■ Exercise ■
Reproduce each of the records below line for line, without any alteration, and omit the pictures from your reproduction.

======== Dataset entries ========

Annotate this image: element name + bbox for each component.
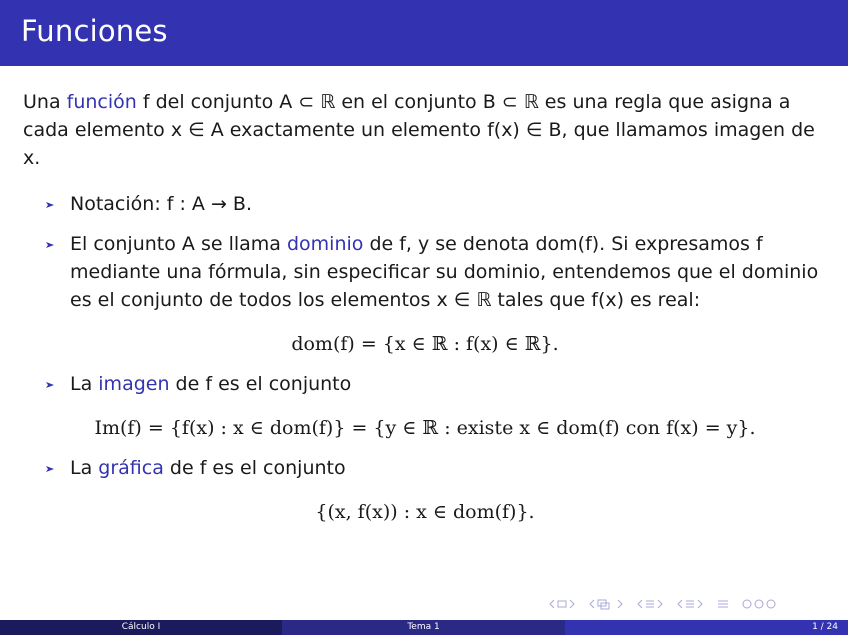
notacion-text: Notación: f : A → B.: [70, 193, 253, 215]
subsection-icon[interactable]: [636, 598, 666, 612]
slide-content: [23, 88, 827, 538]
triangle-bullet-icon: [45, 464, 55, 474]
bullet-list: [23, 190, 827, 526]
grafica-text-2: de f es el conjunto: [163, 457, 346, 479]
section-icon[interactable]: [676, 598, 706, 612]
intro-text-2: f del conjunto A ⊂ ℝ en el conjunto B ⊂ ℝ es una regla que asigna a cada elemento x ∈ A exactamente un elemento f(x) ∈ B, que llamamos imagen de x.: [23, 91, 815, 169]
footer-topic: Tema 1: [282, 620, 565, 635]
imagen-text-2: de f es el conjunto: [169, 373, 352, 395]
footer-course: Cálculo I: [0, 620, 282, 635]
footer-page-number: 1 / 24: [812, 622, 838, 632]
zoom-icon[interactable]: [740, 598, 780, 612]
keyword-imagen: imagen: [98, 373, 170, 395]
triangle-bullet-icon: [45, 240, 55, 250]
slide-title: Funciones: [21, 14, 168, 48]
imagen-text-1: La: [70, 373, 99, 395]
slide-back-icon[interactable]: [548, 598, 578, 612]
search-icon[interactable]: [716, 598, 730, 612]
bullet-item-grafica: [23, 454, 827, 526]
bullet-item-notacion: [23, 190, 827, 218]
dominio-text-2: de f, y se denota dom(f). Si expresamos f mediante una fórmula, sin especificar su dominio, entendemos que el dominio es el conjunto de todos los elementos x ∈ ℝ tales que f(x) es real:: [70, 233, 819, 311]
dominio-equation: dom(f) = {x ∈ ℝ : f(x) ∈ ℝ}.: [291, 333, 559, 355]
intro-paragraph: [23, 88, 827, 172]
keyword-grafica: gráfica: [98, 457, 164, 479]
grafica-text-1: La: [70, 457, 99, 479]
grafica-equation: {(x, f(x)) : x ∈ dom(f)}.: [315, 501, 535, 523]
title-bar: [0, 0, 848, 66]
beamer-navigation: [548, 598, 780, 612]
keyword-funcion: función: [66, 91, 137, 113]
imagen-equation: Im(f) = {f(x) : x ∈ dom(f)} = {y ∈ ℝ : existe x ∈ dom(f) con f(x) = y}.: [94, 417, 756, 439]
intro-text-1: Una: [23, 91, 67, 113]
frame-icon[interactable]: [588, 598, 626, 612]
bullet-item-dominio: [23, 230, 827, 358]
keyword-dominio: dominio: [286, 233, 364, 255]
bullet-item-imagen: [23, 370, 827, 442]
footer-page-area: [565, 620, 848, 635]
dominio-text-1: El conjunto A se llama: [70, 233, 287, 255]
triangle-bullet-icon: [45, 380, 55, 390]
triangle-bullet-icon: [45, 200, 55, 210]
footer-bar: [0, 620, 848, 635]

========

■ Correct output ■
Annotate this image: element name + bbox for each component.
notacion-text: Notación: f : A → B.: [70, 193, 253, 215]
subsection-icon[interactable]: [636, 598, 666, 612]
slide-content: [23, 88, 827, 538]
triangle-bullet-icon: [45, 464, 55, 474]
bullet-list: [23, 190, 827, 526]
grafica-text-2: de f es el conjunto: [163, 457, 346, 479]
section-icon[interactable]: [676, 598, 706, 612]
intro-text-2: f del conjunto A ⊂ ℝ en el conjunto B ⊂ ℝ es una regla que asigna a cada elemento x ∈ A exactamente un elemento f(x) ∈ B, que llamamos imagen de x.: [23, 91, 815, 169]
footer-topic: Tema 1: [282, 620, 565, 635]
imagen-text-2: de f es el conjunto: [169, 373, 352, 395]
footer-course: Cálculo I: [0, 620, 282, 635]
footer-page-number: 1 / 24: [812, 622, 838, 632]
zoom-icon[interactable]: [740, 598, 780, 612]
keyword-imagen: imagen: [98, 373, 170, 395]
triangle-bullet-icon: [45, 240, 55, 250]
slide-title: Funciones: [21, 14, 168, 48]
imagen-text-1: La: [70, 373, 99, 395]
slide-back-icon[interactable]: [548, 598, 578, 612]
search-icon[interactable]: [716, 598, 730, 612]
bullet-item-grafica: [23, 454, 827, 526]
bullet-item-notacion: [23, 190, 827, 218]
dominio-text-2: de f, y se denota dom(f). Si expresamos f mediante una fórmula, sin especificar su dominio, entendemos que el dominio es el conjunto de todos los elementos x ∈ ℝ tales que f(x) es real:: [70, 233, 819, 311]
dominio-equation: dom(f) = {x ∈ ℝ : f(x) ∈ ℝ}.: [291, 333, 559, 355]
intro-paragraph: [23, 88, 827, 172]
keyword-grafica: gráfica: [98, 457, 164, 479]
grafica-text-1: La: [70, 457, 99, 479]
grafica-equation: {(x, f(x)) : x ∈ dom(f)}.: [315, 501, 535, 523]
title-bar: [0, 0, 848, 66]
beamer-navigation: [548, 598, 780, 612]
keyword-funcion: función: [66, 91, 137, 113]
imagen-equation: Im(f) = {f(x) : x ∈ dom(f)} = {y ∈ ℝ : existe x ∈ dom(f) con f(x) = y}.: [94, 417, 756, 439]
intro-text-1: Una: [23, 91, 67, 113]
frame-icon[interactable]: [588, 598, 626, 612]
bullet-item-dominio: [23, 230, 827, 358]
keyword-dominio: dominio: [286, 233, 364, 255]
bullet-item-imagen: [23, 370, 827, 442]
footer-page-area: [565, 620, 848, 635]
dominio-text-1: El conjunto A se llama: [70, 233, 287, 255]
triangle-bullet-icon: [45, 380, 55, 390]
triangle-bullet-icon: [45, 200, 55, 210]
footer-bar: [0, 620, 848, 635]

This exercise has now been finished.